— begin DATA SHOWN —

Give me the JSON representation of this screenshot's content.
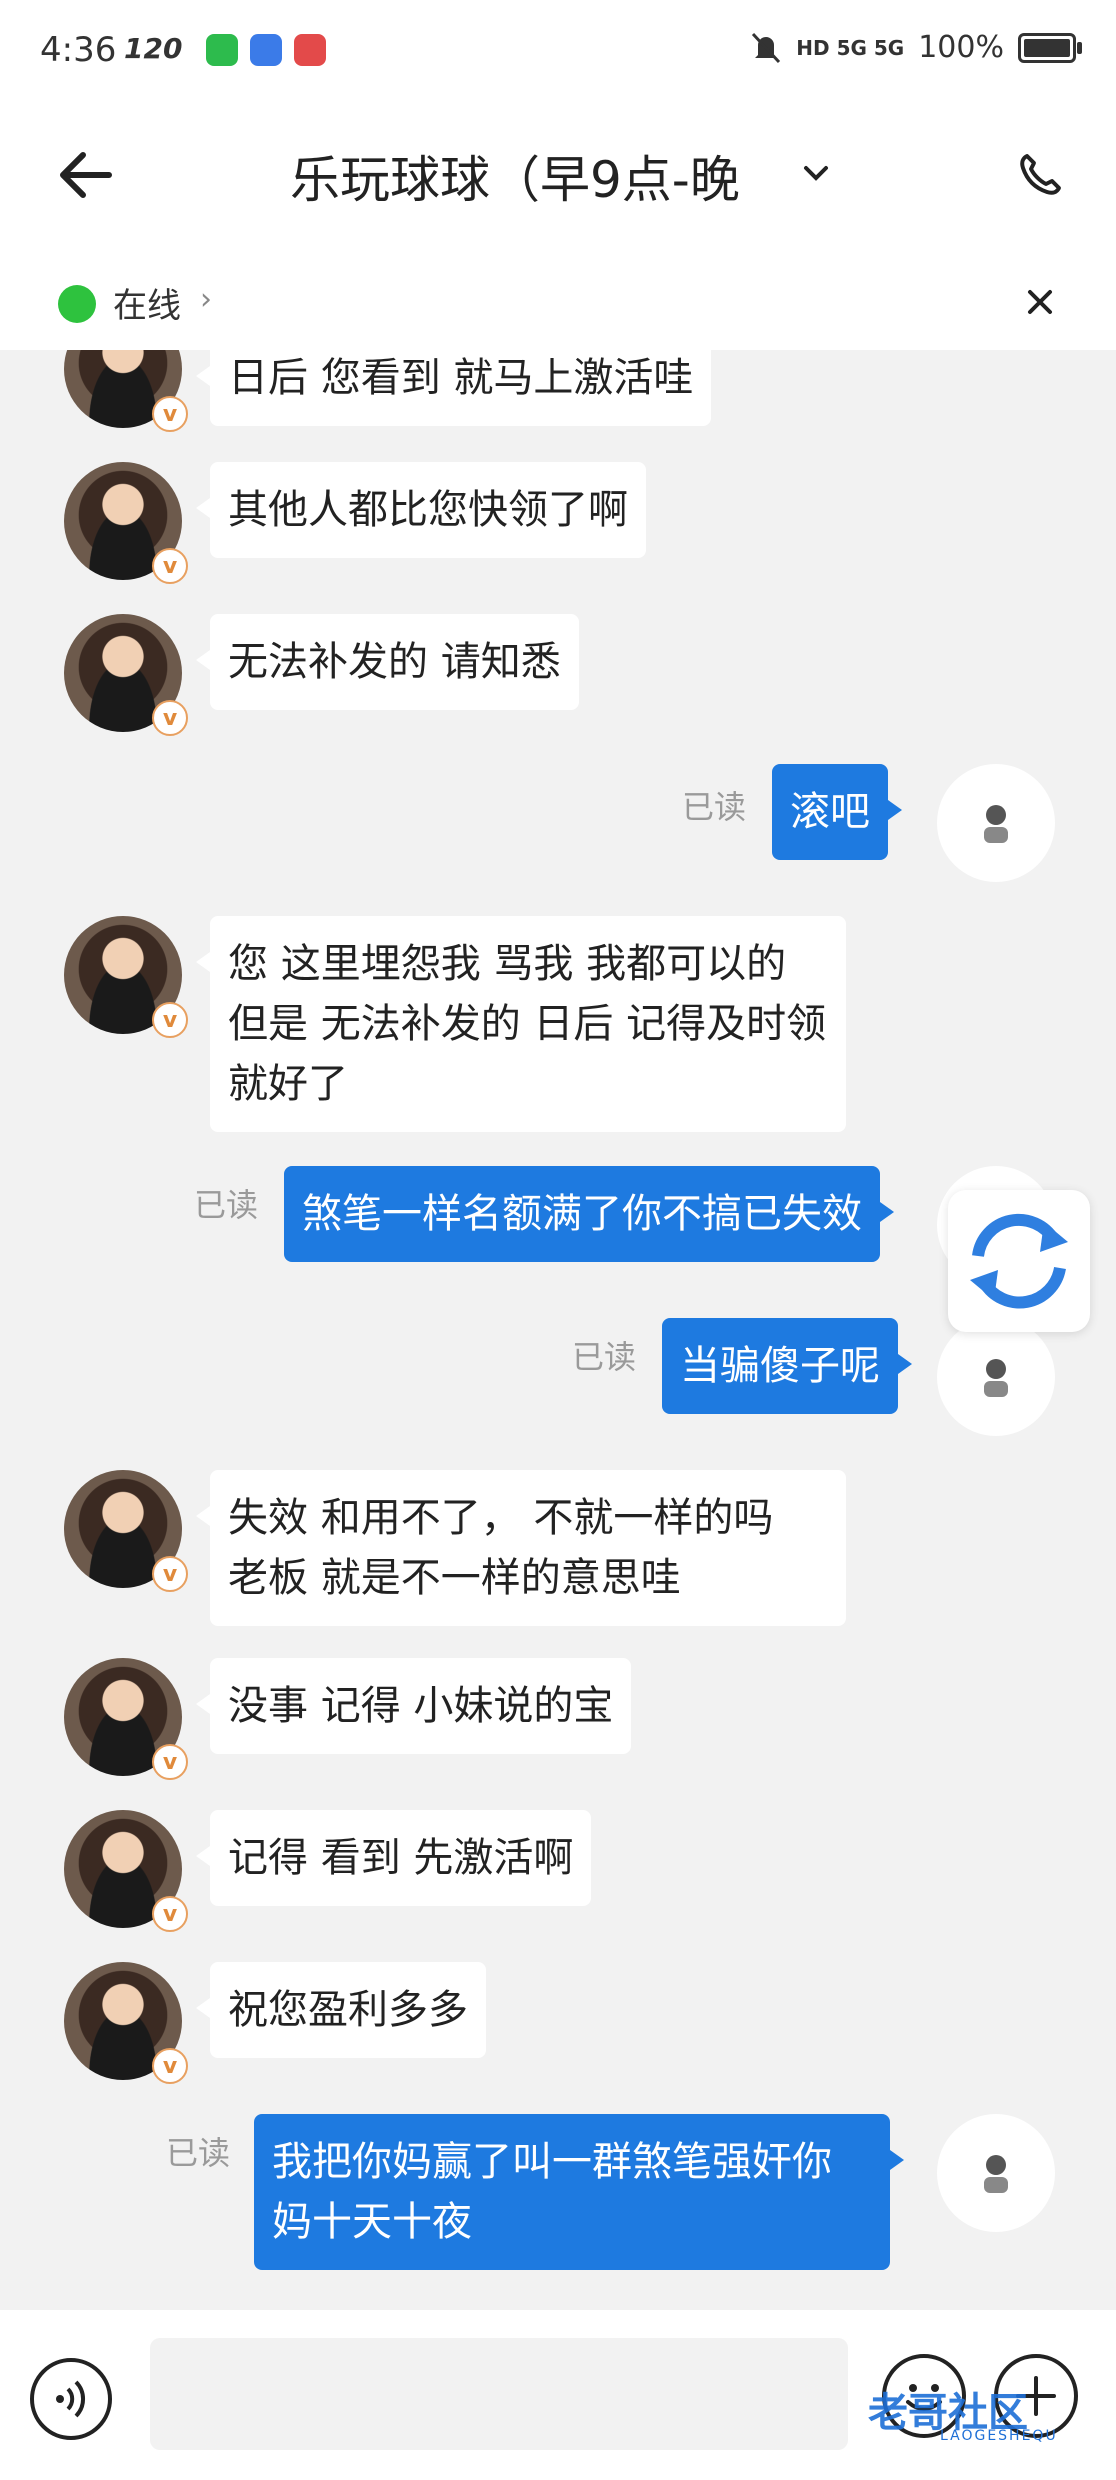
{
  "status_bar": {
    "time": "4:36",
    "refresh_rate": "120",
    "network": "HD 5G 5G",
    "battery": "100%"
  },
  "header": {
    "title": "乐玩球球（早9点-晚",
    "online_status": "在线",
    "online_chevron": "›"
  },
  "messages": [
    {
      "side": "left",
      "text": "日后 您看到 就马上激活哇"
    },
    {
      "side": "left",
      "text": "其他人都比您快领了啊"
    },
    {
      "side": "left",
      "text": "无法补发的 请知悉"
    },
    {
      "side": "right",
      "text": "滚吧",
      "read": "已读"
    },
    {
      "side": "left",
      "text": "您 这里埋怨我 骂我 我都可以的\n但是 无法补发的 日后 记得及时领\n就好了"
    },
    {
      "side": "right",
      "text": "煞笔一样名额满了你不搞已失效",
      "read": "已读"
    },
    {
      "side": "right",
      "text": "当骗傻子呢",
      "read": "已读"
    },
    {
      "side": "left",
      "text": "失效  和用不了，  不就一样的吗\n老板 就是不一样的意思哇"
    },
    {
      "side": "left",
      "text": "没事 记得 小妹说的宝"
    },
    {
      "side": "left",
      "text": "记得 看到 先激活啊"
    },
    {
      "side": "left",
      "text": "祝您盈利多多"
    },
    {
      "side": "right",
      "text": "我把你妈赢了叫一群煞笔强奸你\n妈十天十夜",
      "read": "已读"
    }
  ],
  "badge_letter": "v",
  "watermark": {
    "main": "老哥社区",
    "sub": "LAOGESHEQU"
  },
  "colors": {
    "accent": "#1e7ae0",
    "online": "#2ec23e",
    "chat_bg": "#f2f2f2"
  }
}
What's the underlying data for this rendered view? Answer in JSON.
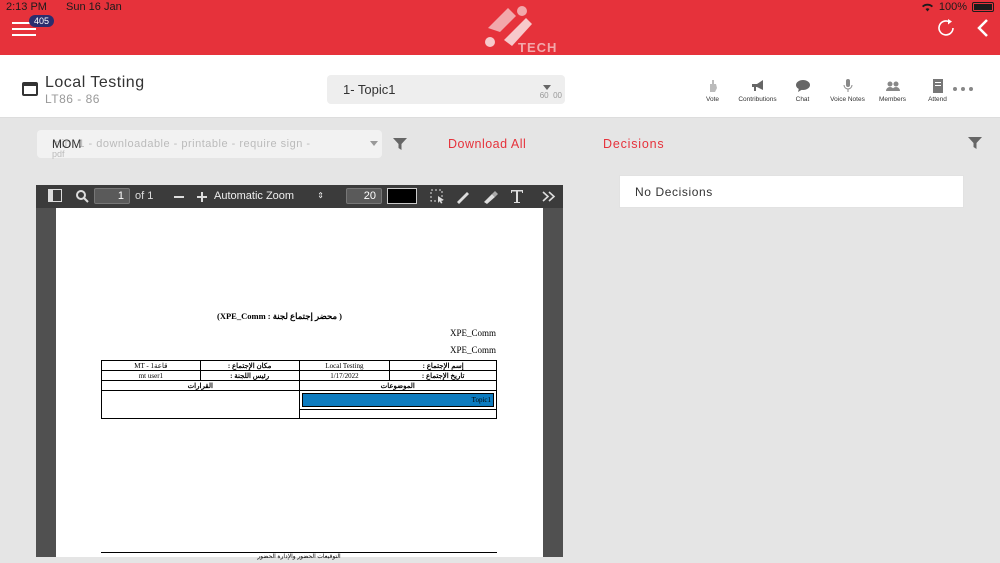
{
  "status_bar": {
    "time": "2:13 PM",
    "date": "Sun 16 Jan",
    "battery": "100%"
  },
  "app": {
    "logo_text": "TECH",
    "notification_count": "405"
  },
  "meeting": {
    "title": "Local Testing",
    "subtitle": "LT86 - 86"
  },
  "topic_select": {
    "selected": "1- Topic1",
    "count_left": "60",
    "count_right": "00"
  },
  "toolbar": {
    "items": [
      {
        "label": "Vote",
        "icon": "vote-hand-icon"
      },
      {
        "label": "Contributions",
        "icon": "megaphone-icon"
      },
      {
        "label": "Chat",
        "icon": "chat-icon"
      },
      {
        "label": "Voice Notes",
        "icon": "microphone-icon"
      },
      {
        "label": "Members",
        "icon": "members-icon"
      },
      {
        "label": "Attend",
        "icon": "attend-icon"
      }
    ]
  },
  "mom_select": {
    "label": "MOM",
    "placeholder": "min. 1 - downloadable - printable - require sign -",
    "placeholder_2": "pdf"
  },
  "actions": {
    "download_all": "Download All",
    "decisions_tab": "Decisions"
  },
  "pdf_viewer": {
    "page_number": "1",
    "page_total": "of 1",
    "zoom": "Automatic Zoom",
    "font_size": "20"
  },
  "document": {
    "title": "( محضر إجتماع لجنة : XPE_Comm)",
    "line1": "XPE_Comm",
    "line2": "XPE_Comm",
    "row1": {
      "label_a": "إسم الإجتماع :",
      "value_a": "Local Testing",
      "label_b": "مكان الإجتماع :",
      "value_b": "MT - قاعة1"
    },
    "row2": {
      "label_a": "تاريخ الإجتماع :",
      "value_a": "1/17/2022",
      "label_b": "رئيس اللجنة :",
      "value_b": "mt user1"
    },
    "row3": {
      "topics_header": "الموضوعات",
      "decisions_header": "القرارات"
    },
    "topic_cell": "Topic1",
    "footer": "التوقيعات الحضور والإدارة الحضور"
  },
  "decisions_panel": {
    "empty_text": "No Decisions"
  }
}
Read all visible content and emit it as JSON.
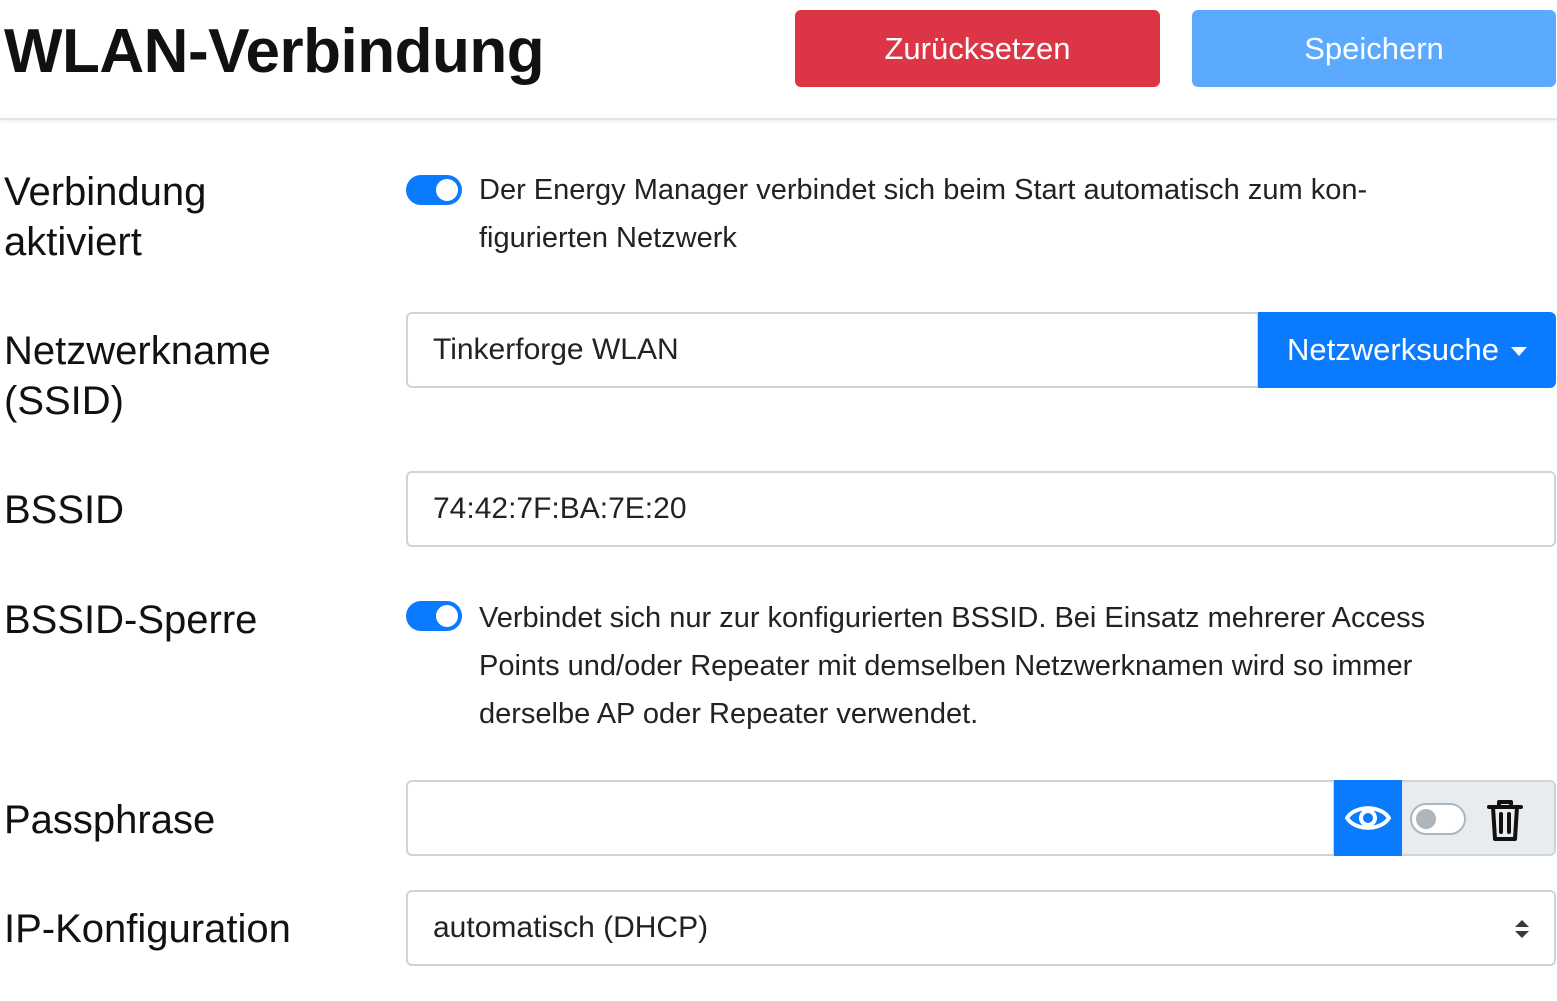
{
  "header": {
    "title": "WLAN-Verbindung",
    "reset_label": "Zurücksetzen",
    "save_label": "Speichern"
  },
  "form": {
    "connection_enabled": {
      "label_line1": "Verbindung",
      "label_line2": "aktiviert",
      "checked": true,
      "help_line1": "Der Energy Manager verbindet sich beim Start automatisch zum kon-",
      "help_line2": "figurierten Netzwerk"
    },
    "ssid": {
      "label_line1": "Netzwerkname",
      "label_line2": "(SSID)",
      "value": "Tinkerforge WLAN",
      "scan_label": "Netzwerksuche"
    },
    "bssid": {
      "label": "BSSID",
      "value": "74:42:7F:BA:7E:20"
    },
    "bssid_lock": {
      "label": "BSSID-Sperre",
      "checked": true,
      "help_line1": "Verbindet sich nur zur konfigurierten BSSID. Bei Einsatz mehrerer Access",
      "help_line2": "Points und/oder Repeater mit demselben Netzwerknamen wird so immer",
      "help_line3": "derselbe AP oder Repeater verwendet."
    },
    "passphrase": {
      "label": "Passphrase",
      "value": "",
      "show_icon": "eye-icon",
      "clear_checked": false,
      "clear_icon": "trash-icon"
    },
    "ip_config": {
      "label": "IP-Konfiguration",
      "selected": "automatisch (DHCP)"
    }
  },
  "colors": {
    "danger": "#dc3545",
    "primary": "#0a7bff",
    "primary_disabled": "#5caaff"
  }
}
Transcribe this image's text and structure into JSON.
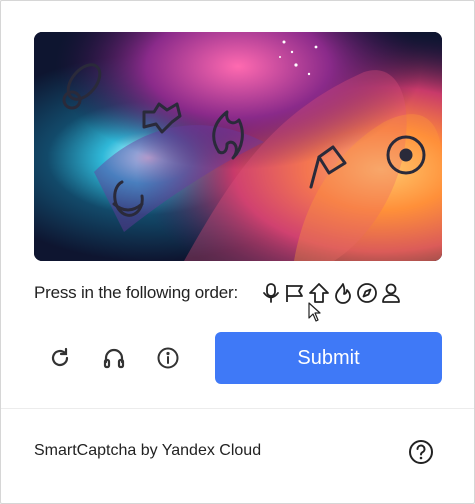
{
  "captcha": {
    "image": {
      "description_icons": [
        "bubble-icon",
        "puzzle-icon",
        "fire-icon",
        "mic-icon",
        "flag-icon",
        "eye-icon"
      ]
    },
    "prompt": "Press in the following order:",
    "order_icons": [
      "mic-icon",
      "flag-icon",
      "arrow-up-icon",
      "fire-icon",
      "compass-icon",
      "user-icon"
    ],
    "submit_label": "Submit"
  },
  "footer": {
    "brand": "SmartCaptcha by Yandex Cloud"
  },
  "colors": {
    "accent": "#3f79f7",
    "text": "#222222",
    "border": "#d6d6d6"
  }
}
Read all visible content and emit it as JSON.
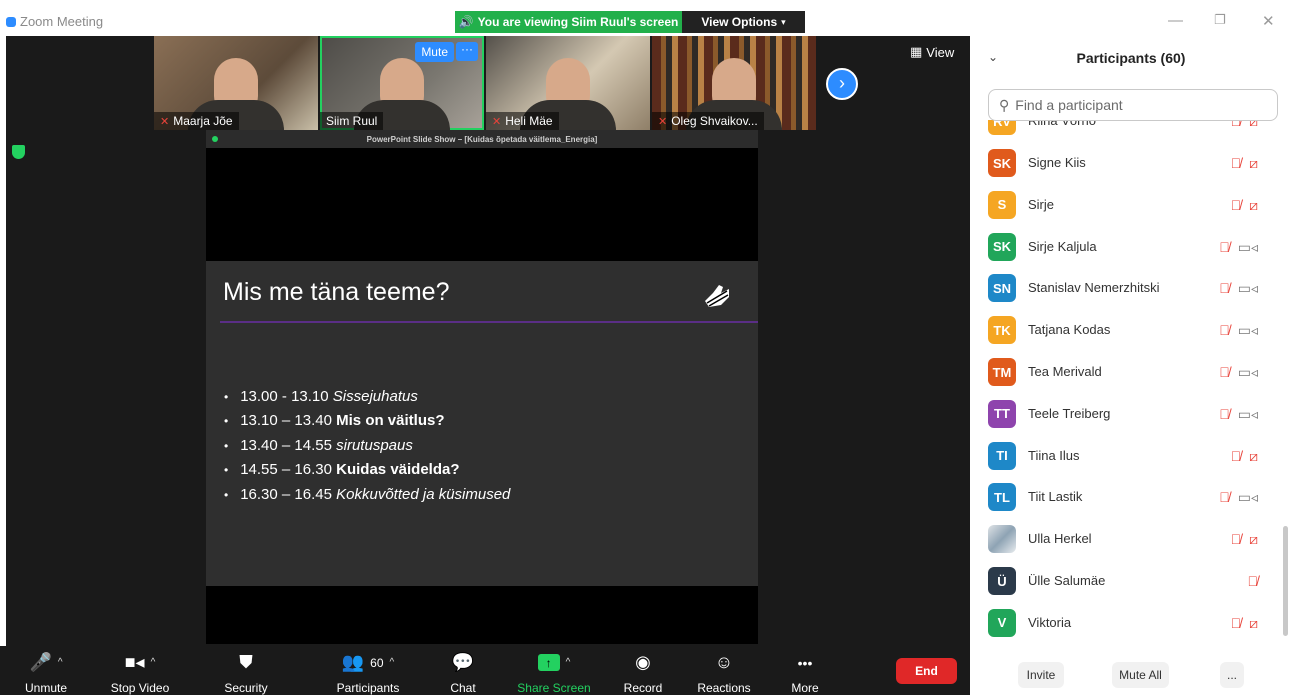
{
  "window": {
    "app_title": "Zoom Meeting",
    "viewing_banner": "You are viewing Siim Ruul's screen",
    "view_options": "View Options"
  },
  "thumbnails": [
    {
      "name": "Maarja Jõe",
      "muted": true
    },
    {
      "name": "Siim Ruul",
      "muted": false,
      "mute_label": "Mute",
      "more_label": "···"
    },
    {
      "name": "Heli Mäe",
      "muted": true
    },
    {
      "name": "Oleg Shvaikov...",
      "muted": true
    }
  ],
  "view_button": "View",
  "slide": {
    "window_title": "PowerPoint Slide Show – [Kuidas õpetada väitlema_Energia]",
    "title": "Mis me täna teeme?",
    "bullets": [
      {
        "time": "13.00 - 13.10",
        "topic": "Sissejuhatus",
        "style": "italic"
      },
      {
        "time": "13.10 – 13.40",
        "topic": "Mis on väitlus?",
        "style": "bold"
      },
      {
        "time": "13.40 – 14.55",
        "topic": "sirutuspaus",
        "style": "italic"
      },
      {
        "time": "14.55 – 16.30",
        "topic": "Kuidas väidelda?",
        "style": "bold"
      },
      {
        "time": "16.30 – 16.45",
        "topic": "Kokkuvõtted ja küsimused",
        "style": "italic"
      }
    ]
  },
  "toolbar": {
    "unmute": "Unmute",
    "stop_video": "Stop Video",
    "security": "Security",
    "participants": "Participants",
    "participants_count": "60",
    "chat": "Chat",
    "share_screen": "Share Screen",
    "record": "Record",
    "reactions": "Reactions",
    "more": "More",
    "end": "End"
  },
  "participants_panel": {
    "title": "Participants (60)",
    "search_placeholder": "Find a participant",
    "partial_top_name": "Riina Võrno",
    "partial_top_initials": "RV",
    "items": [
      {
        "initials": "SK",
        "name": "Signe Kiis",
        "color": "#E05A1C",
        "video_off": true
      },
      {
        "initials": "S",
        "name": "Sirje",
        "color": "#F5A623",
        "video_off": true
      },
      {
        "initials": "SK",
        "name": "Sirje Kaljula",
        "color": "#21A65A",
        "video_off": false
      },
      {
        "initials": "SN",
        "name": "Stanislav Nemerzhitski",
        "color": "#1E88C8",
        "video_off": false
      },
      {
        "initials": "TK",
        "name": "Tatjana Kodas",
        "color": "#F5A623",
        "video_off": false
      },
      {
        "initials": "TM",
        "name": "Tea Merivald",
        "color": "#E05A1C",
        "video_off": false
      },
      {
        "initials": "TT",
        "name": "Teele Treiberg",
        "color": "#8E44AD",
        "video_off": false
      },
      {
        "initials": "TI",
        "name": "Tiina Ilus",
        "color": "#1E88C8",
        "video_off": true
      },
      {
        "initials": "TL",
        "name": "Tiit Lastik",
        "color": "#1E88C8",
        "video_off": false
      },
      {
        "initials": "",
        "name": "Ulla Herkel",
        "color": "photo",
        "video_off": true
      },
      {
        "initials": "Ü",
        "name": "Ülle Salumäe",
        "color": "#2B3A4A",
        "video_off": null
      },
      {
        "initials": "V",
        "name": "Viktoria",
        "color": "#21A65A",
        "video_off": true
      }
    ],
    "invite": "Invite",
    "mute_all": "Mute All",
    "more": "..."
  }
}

— end DATA SHOWN —

STATED PROBLEM:
Where a line of the data holds "WLAN", show that line.

TASK ANSWER:
    "title": "WLAN-Verbindung",
      "value": "Tinkerforge WLAN",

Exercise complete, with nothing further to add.